**Task details:**
Extract all of the entries and set them down verbatim.

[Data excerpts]
- - -

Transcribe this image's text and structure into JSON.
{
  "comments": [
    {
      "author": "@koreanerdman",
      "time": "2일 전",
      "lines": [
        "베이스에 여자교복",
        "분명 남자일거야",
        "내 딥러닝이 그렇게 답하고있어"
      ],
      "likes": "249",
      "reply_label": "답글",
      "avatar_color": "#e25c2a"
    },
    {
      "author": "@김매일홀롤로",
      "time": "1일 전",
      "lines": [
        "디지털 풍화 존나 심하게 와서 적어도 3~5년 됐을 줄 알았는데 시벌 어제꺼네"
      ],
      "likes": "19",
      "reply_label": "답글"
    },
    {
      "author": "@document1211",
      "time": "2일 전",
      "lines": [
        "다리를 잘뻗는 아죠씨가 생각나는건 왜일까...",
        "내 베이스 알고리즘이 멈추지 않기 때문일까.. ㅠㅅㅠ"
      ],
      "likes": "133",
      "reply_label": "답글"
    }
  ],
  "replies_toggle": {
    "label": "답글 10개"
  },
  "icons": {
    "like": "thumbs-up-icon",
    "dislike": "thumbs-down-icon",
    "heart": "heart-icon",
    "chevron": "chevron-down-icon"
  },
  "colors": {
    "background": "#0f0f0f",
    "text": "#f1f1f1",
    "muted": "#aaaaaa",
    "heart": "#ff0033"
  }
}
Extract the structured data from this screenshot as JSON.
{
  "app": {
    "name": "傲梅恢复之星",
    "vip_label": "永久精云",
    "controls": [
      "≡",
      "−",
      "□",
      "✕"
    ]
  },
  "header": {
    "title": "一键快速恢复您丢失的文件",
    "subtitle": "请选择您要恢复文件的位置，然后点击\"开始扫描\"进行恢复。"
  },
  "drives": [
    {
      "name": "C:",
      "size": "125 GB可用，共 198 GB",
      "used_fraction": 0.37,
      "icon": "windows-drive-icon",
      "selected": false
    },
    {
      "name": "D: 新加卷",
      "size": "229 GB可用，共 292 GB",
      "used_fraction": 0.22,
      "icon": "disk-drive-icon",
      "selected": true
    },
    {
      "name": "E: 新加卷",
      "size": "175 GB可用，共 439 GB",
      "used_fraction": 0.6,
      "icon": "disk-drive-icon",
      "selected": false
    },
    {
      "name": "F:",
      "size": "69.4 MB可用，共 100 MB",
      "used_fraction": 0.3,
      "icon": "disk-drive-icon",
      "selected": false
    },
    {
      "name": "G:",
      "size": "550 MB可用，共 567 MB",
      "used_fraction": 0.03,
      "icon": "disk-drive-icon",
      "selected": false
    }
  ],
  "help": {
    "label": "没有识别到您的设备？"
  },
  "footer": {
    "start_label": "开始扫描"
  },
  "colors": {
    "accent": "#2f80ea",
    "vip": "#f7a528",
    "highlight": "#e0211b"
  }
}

- - -

**Correct result:**
Transcribe this image's text and structure into JSON.
{
  "comments": [
    {
      "author": "@koreanerdman",
      "time": "2일 전",
      "lines": [
        "베이스에 여자교복",
        "분명 남자일거야",
        "내 딥러닝이 그렇게 답하고있어"
      ],
      "likes": "249",
      "reply_label": "답글",
      "avatar_color": "#e25c2a"
    },
    {
      "author": "@김매일홀롤로",
      "time": "1일 전",
      "lines": [
        "디지털 풍화 존나 심하게 와서 적어도 3~5년 됐을 줄 알았는데 시벌 어제꺼네"
      ],
      "likes": "19",
      "reply_label": "답글"
    },
    {
      "author": "@document1211",
      "time": "2일 전",
      "lines": [
        "다리를 잘뻗는 아죠씨가 생각나는건 왜일까...",
        "내 베이스 알고리즘이 멈추지 않기 때문일까.. ㅠㅅㅠ"
      ],
      "likes": "133",
      "reply_label": "답글"
    }
  ],
  "replies_toggle": {
    "label": "답글 10개"
  },
  "icons": {
    "like": "thumbs-up-icon",
    "dislike": "thumbs-down-icon",
    "heart": "heart-icon",
    "chevron": "chevron-down-icon"
  },
  "colors": {
    "background": "#0f0f0f",
    "text": "#f1f1f1",
    "muted": "#aaaaaa",
    "heart": "#ff0033"
  }
}
Extract the structured data from this screenshot as JSON.
{
  "app": {
    "name": "傲梅恢复之星",
    "vip_label": "永久精云",
    "controls": [
      "≡",
      "−",
      "□",
      "✕"
    ]
  },
  "header": {
    "title": "一键快速恢复您丢失的文件",
    "subtitle": "请选择您要恢复文件的位置，然后点击\"开始扫描\"进行恢复。"
  },
  "drives": [
    {
      "name": "C:",
      "size": "125 GB可用，共 198 GB",
      "used_fraction": 0.37,
      "icon": "windows-drive-icon",
      "selected": false
    },
    {
      "name": "D: 新加卷",
      "size": "229 GB可用，共 292 GB",
      "used_fraction": 0.22,
      "icon": "disk-drive-icon",
      "selected": true
    },
    {
      "name": "E: 新加卷",
      "size": "175 GB可用，共 439 GB",
      "used_fraction": 0.6,
      "icon": "disk-drive-icon",
      "selected": false
    },
    {
      "name": "F:",
      "size": "69.4 MB可用，共 100 MB",
      "used_fraction": 0.3,
      "icon": "disk-drive-icon",
      "selected": false
    },
    {
      "name": "G:",
      "size": "550 MB可用，共 567 MB",
      "used_fraction": 0.03,
      "icon": "disk-drive-icon",
      "selected": false
    }
  ],
  "help": {
    "label": "没有识别到您的设备？"
  },
  "footer": {
    "start_label": "开始扫描"
  },
  "colors": {
    "accent": "#2f80ea",
    "vip": "#f7a528",
    "highlight": "#e0211b"
  }
}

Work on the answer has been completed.